§ STATED TASK: Do not carry the pictures over; copy every other part of the entries exactly.

>>>>

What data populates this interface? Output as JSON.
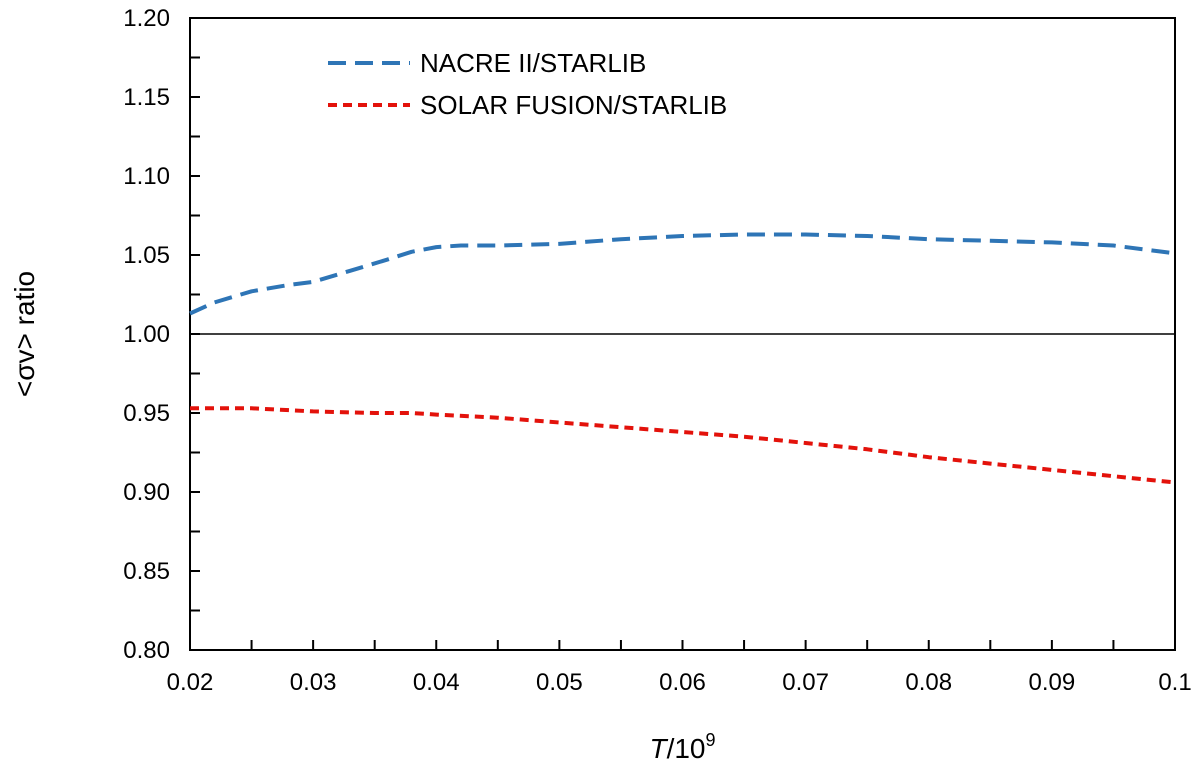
{
  "chart_data": {
    "type": "line",
    "xlabel_italic": "T",
    "xlabel_rest": "/10",
    "xlabel_sup": "9",
    "ylabel": "<σv> ratio",
    "xlim": [
      0.02,
      0.1
    ],
    "ylim": [
      0.8,
      1.2
    ],
    "xticks": [
      "0.02",
      "0.03",
      "0.04",
      "0.05",
      "0.06",
      "0.07",
      "0.08",
      "0.09",
      "0.1"
    ],
    "yticks": [
      "0.80",
      "0.85",
      "0.90",
      "0.95",
      "1.00",
      "1.05",
      "1.10",
      "1.15",
      "1.20"
    ],
    "xtick_values": [
      0.02,
      0.03,
      0.04,
      0.05,
      0.06,
      0.07,
      0.08,
      0.09,
      0.1
    ],
    "ytick_values": [
      0.8,
      0.85,
      0.9,
      0.95,
      1.0,
      1.05,
      1.1,
      1.15,
      1.2
    ],
    "reference_line": 1.0,
    "legend_position": "top-left",
    "series": [
      {
        "name": "NACRE II/STARLIB",
        "color": "#2e75b6",
        "dash": "long-dash",
        "x": [
          0.02,
          0.022,
          0.025,
          0.028,
          0.03,
          0.033,
          0.036,
          0.038,
          0.04,
          0.042,
          0.045,
          0.05,
          0.055,
          0.06,
          0.065,
          0.07,
          0.075,
          0.08,
          0.085,
          0.09,
          0.095,
          0.1
        ],
        "y": [
          1.013,
          1.02,
          1.027,
          1.031,
          1.033,
          1.04,
          1.047,
          1.052,
          1.055,
          1.056,
          1.056,
          1.057,
          1.06,
          1.062,
          1.063,
          1.063,
          1.062,
          1.06,
          1.059,
          1.058,
          1.056,
          1.051
        ]
      },
      {
        "name": "SOLAR FUSION/STARLIB",
        "color": "#e3120b",
        "dash": "short-dash",
        "x": [
          0.02,
          0.025,
          0.03,
          0.035,
          0.038,
          0.04,
          0.045,
          0.05,
          0.055,
          0.06,
          0.065,
          0.07,
          0.075,
          0.08,
          0.085,
          0.09,
          0.095,
          0.1
        ],
        "y": [
          0.953,
          0.953,
          0.951,
          0.95,
          0.95,
          0.949,
          0.947,
          0.944,
          0.941,
          0.938,
          0.935,
          0.931,
          0.927,
          0.922,
          0.918,
          0.914,
          0.91,
          0.906
        ]
      }
    ]
  }
}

<<<<

§ RESULT OF THIS EXERCISE:
What data populates this interface? Output as JSON.
{
  "chart_data": {
    "type": "line",
    "xlabel_italic": "T",
    "xlabel_rest": "/10",
    "xlabel_sup": "9",
    "ylabel": "<σv> ratio",
    "xlim": [
      0.02,
      0.1
    ],
    "ylim": [
      0.8,
      1.2
    ],
    "xticks": [
      "0.02",
      "0.03",
      "0.04",
      "0.05",
      "0.06",
      "0.07",
      "0.08",
      "0.09",
      "0.1"
    ],
    "yticks": [
      "0.80",
      "0.85",
      "0.90",
      "0.95",
      "1.00",
      "1.05",
      "1.10",
      "1.15",
      "1.20"
    ],
    "xtick_values": [
      0.02,
      0.03,
      0.04,
      0.05,
      0.06,
      0.07,
      0.08,
      0.09,
      0.1
    ],
    "ytick_values": [
      0.8,
      0.85,
      0.9,
      0.95,
      1.0,
      1.05,
      1.1,
      1.15,
      1.2
    ],
    "reference_line": 1.0,
    "legend_position": "top-left",
    "series": [
      {
        "name": "NACRE II/STARLIB",
        "color": "#2e75b6",
        "dash": "long-dash",
        "x": [
          0.02,
          0.022,
          0.025,
          0.028,
          0.03,
          0.033,
          0.036,
          0.038,
          0.04,
          0.042,
          0.045,
          0.05,
          0.055,
          0.06,
          0.065,
          0.07,
          0.075,
          0.08,
          0.085,
          0.09,
          0.095,
          0.1
        ],
        "y": [
          1.013,
          1.02,
          1.027,
          1.031,
          1.033,
          1.04,
          1.047,
          1.052,
          1.055,
          1.056,
          1.056,
          1.057,
          1.06,
          1.062,
          1.063,
          1.063,
          1.062,
          1.06,
          1.059,
          1.058,
          1.056,
          1.051
        ]
      },
      {
        "name": "SOLAR FUSION/STARLIB",
        "color": "#e3120b",
        "dash": "short-dash",
        "x": [
          0.02,
          0.025,
          0.03,
          0.035,
          0.038,
          0.04,
          0.045,
          0.05,
          0.055,
          0.06,
          0.065,
          0.07,
          0.075,
          0.08,
          0.085,
          0.09,
          0.095,
          0.1
        ],
        "y": [
          0.953,
          0.953,
          0.951,
          0.95,
          0.95,
          0.949,
          0.947,
          0.944,
          0.941,
          0.938,
          0.935,
          0.931,
          0.927,
          0.922,
          0.918,
          0.914,
          0.91,
          0.906
        ]
      }
    ]
  }
}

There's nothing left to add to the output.